[Source records]
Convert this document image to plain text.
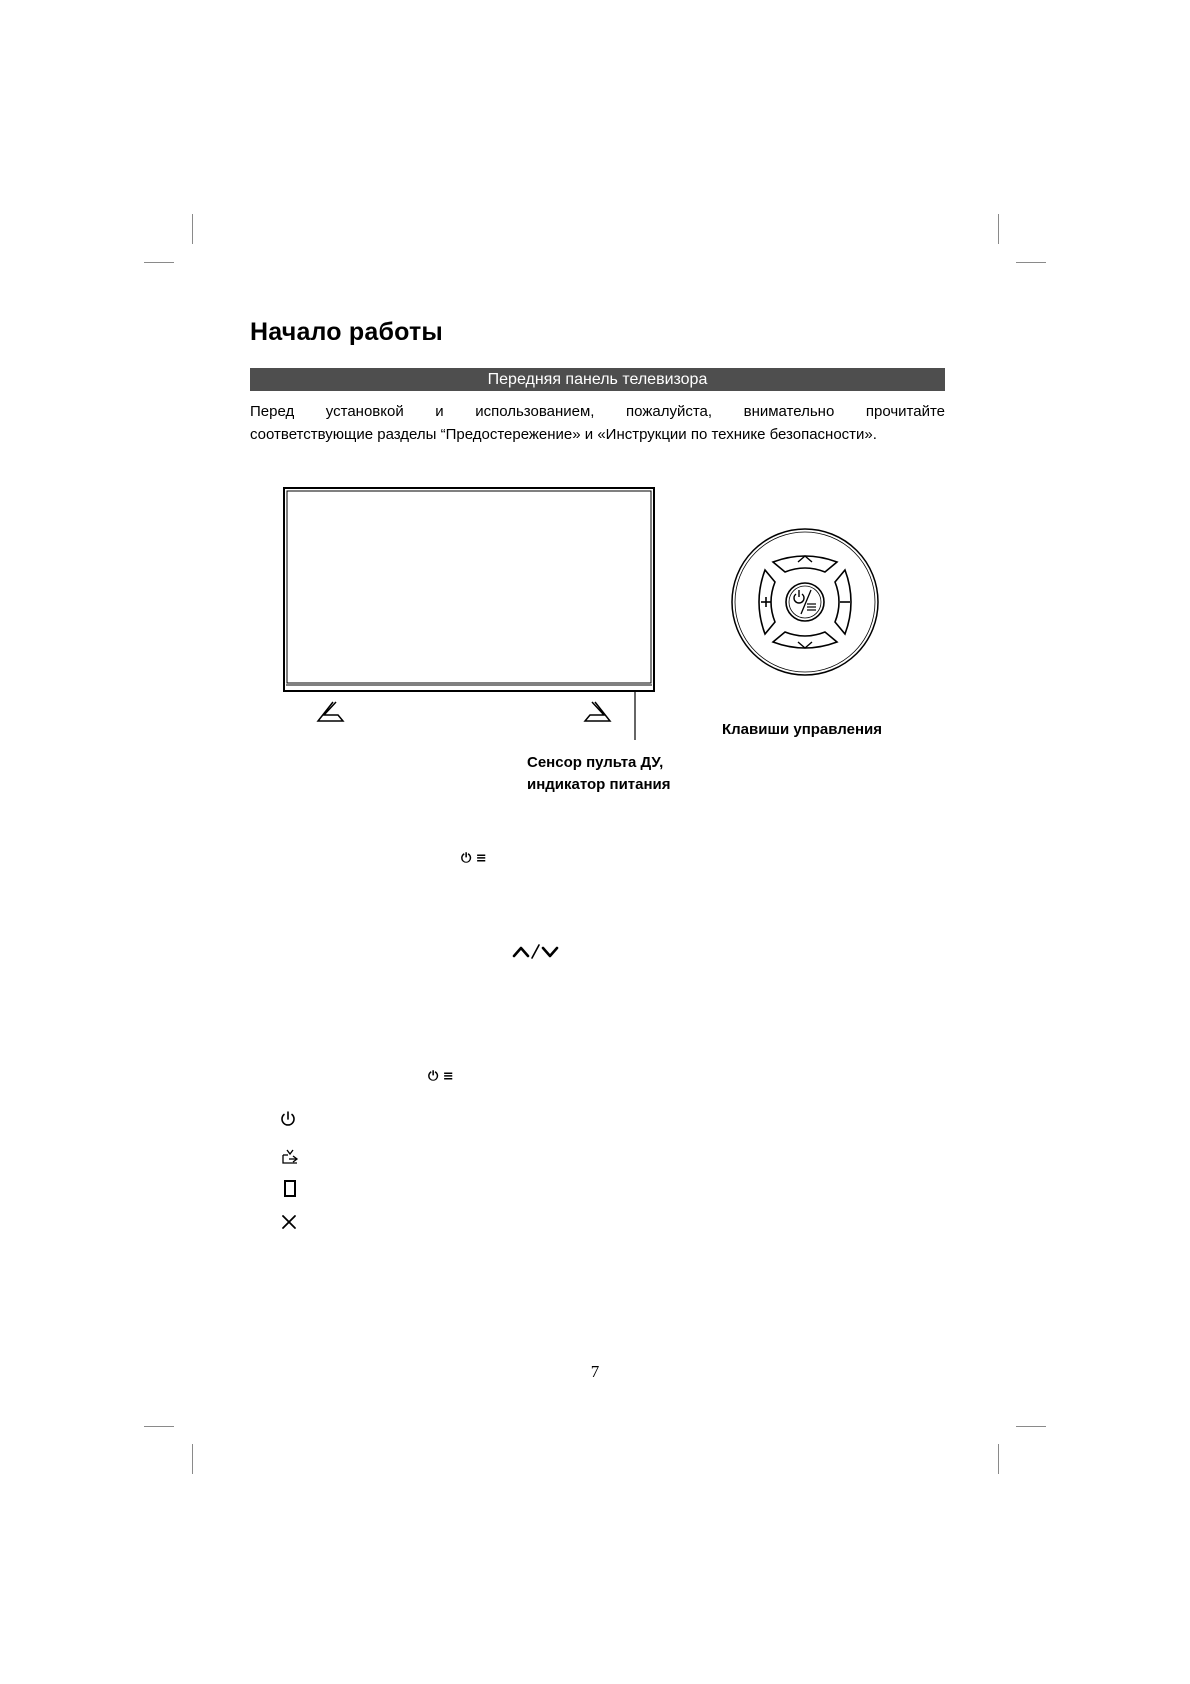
Начало работы
Передняя панель телевизора

Перед установкой и использованием, пожалуйста, внимательно прочитайте
соответствующие разделы “Предостережение» и «Инструкции по технике безопасности».

Клавиши управления

Сенсор пульта ДУ,
индикатор питания

⏻ ≡
⏻ ≡
7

- Description of the task
Leave the pictures out and output the rest of the listing exactly.

- Task result
Convert this document image to plain text.
Начало работы
Передняя панель телевизора

Перед установкой и использованием, пожалуйста, внимательно прочитайте
соответствующие разделы “Предостережение» и «Инструкции по технике безопасности».

Клавиши управления

Сенсор пульта ДУ,
индикатор питания

⏻ ≡
⏻ ≡
7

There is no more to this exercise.